**WRITTEN INSTRUCTION:** Quote verbatim the lines below that begin with the line containing "y-tick-label: 0.4 (80, 198, 112, 222)" and end with the line containing "markers-layer (148, 118, 664, 446)", including both of those lines. Reproduce only that span of the records.

**DATA SHOWN:**
— Begin —

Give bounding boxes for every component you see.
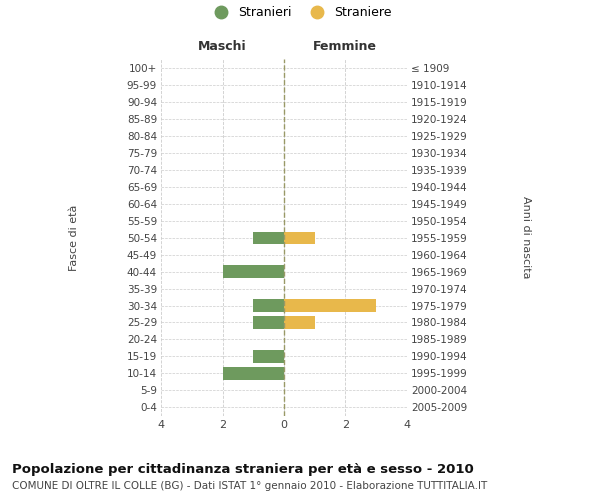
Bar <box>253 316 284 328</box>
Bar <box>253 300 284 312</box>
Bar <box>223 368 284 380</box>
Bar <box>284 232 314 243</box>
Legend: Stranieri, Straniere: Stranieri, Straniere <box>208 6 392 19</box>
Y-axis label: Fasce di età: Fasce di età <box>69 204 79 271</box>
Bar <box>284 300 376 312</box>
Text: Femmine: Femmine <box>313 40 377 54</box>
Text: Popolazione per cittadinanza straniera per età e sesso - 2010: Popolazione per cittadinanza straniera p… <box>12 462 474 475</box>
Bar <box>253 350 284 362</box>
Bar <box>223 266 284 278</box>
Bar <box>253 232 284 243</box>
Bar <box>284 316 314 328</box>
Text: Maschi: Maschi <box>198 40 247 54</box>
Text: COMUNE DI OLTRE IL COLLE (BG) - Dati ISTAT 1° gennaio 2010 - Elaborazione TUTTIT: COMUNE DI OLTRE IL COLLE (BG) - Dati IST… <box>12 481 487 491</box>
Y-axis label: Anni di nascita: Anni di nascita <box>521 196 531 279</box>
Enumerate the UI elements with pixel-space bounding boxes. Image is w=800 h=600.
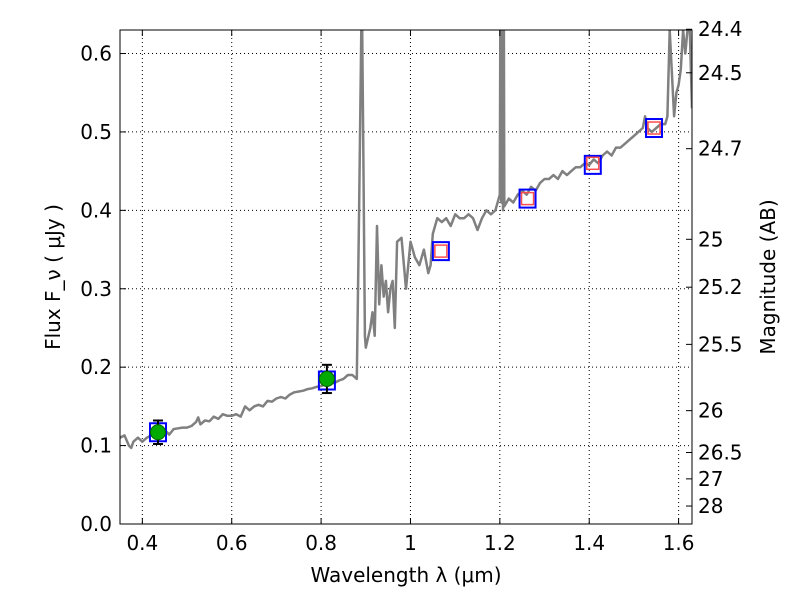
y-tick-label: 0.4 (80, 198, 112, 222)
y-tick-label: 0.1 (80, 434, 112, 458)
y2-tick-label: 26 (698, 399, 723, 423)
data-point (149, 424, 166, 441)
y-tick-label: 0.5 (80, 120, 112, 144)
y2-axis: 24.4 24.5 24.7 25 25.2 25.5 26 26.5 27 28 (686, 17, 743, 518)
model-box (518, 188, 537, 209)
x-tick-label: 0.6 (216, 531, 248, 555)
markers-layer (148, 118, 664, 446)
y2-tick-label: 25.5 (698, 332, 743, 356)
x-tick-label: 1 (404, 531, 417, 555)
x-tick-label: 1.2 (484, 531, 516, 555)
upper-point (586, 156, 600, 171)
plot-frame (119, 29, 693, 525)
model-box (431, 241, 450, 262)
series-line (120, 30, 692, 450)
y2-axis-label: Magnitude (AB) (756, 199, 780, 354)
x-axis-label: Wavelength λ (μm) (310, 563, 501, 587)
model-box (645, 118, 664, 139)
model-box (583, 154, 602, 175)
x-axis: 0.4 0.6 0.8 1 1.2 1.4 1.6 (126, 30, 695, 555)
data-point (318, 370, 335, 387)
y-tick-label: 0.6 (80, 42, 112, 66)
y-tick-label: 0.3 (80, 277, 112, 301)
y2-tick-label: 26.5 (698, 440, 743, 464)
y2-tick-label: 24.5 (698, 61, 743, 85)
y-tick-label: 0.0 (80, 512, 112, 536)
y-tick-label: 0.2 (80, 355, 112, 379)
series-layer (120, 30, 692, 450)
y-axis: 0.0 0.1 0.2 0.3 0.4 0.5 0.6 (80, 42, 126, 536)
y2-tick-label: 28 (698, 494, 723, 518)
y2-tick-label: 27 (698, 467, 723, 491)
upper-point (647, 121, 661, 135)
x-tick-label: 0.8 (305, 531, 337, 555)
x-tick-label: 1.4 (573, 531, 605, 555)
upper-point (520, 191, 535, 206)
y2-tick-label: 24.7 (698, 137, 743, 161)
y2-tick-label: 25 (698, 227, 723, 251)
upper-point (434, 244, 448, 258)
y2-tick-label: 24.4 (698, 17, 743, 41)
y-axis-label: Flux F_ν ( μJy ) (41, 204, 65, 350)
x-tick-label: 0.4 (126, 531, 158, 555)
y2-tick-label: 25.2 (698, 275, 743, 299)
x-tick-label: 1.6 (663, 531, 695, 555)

— End —
— Begin —

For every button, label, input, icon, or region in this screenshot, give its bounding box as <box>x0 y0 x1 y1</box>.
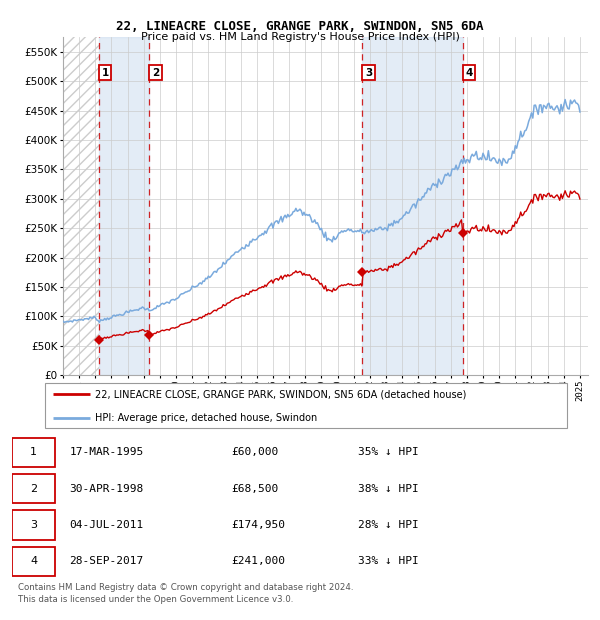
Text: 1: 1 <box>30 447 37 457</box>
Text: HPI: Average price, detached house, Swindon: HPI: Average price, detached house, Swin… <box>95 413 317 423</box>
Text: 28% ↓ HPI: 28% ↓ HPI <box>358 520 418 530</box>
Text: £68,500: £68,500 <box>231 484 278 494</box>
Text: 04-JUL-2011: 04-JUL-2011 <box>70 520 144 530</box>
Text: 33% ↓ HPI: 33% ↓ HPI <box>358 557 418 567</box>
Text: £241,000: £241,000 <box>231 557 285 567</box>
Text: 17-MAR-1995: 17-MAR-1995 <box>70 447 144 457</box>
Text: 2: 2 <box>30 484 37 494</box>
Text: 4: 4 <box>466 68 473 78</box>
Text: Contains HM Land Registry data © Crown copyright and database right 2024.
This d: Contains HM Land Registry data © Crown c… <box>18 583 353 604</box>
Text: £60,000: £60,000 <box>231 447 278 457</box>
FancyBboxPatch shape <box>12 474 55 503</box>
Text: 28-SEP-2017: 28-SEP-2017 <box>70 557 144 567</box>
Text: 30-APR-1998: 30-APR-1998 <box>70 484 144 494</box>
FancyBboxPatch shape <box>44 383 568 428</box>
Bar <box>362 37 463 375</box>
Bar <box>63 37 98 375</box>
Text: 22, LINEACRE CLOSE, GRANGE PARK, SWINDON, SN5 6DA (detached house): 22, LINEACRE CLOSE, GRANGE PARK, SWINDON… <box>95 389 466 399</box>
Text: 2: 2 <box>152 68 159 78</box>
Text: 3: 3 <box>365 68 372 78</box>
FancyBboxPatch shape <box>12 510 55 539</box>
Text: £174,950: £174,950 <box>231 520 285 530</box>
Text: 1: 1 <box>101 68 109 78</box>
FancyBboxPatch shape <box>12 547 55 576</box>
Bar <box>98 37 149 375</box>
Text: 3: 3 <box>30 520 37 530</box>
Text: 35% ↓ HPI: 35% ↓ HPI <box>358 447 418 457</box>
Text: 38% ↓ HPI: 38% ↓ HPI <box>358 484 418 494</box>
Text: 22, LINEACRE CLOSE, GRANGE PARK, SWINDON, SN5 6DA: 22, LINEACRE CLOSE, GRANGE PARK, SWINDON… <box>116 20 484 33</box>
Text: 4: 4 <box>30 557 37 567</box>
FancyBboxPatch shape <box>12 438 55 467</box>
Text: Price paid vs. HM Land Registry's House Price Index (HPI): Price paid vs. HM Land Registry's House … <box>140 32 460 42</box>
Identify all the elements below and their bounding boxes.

— End —
— Begin —

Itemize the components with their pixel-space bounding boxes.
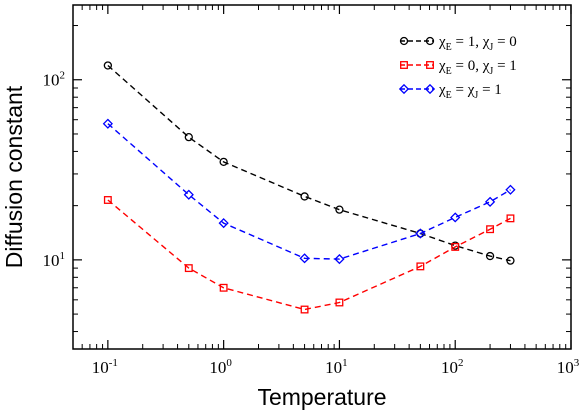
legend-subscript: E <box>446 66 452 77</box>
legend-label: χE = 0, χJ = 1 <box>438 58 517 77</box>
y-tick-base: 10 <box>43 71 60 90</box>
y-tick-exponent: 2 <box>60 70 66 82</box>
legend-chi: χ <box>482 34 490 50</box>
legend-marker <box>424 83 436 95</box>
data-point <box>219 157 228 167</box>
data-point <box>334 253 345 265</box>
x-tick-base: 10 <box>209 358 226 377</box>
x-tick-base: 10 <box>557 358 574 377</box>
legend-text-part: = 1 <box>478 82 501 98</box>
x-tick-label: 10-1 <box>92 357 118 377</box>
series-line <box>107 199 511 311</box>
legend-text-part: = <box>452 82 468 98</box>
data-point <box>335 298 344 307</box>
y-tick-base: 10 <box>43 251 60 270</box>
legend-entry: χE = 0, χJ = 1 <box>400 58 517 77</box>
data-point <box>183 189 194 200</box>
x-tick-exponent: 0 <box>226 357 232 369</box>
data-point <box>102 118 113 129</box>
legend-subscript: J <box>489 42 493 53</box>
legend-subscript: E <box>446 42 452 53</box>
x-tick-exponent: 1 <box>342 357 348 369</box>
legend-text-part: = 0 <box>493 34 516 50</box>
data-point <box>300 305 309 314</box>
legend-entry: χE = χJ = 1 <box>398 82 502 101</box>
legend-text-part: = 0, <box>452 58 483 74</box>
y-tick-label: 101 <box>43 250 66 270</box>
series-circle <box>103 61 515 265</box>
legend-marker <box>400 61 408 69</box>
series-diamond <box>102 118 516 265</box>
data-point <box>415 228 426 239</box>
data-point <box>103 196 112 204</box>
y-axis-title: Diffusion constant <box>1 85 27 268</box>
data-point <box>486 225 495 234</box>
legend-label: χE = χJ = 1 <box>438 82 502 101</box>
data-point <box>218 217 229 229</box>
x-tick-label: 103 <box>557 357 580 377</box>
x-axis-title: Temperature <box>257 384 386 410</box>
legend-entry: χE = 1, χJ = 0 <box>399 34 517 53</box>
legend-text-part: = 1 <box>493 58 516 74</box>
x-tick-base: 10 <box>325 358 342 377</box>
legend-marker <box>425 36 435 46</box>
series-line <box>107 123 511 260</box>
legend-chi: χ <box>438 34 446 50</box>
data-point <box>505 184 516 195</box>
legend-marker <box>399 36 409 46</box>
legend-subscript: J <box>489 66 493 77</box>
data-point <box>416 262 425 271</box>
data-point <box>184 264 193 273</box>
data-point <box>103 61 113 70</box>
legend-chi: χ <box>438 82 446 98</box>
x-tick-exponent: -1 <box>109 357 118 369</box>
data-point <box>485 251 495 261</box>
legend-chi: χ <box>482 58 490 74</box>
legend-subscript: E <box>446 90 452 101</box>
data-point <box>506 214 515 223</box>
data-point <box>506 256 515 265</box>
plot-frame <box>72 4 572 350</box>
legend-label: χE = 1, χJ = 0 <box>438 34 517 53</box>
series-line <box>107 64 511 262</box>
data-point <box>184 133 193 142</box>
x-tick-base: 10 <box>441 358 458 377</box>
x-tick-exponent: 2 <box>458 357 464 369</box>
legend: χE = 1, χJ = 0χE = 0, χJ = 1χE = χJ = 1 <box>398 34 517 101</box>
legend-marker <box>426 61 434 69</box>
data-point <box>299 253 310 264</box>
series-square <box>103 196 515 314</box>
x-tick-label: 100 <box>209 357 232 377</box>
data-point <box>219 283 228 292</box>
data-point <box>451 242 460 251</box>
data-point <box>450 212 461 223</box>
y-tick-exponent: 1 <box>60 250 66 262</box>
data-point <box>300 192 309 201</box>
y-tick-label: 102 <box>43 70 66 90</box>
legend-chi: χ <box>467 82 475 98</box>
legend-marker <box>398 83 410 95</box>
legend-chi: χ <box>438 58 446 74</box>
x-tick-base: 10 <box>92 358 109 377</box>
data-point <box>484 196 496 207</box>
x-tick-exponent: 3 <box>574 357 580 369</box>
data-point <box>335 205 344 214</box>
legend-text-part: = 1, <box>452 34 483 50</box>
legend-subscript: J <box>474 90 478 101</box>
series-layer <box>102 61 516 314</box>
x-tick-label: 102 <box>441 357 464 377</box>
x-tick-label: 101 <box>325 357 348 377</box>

— End —

**EXERCISE OUTPUT:**
y-tick-label: 0.4 (80, 198, 112, 222)
y-tick-label: 0.1 (80, 434, 112, 458)
y2-tick-label: 26 (698, 399, 723, 423)
data-point (149, 424, 166, 441)
y-tick-label: 0.5 (80, 120, 112, 144)
y2-axis: 24.4 24.5 24.7 25 25.2 25.5 26 26.5 27 28 (686, 17, 743, 518)
model-box (518, 188, 537, 209)
x-tick-label: 0.6 (216, 531, 248, 555)
markers-layer (148, 118, 664, 446)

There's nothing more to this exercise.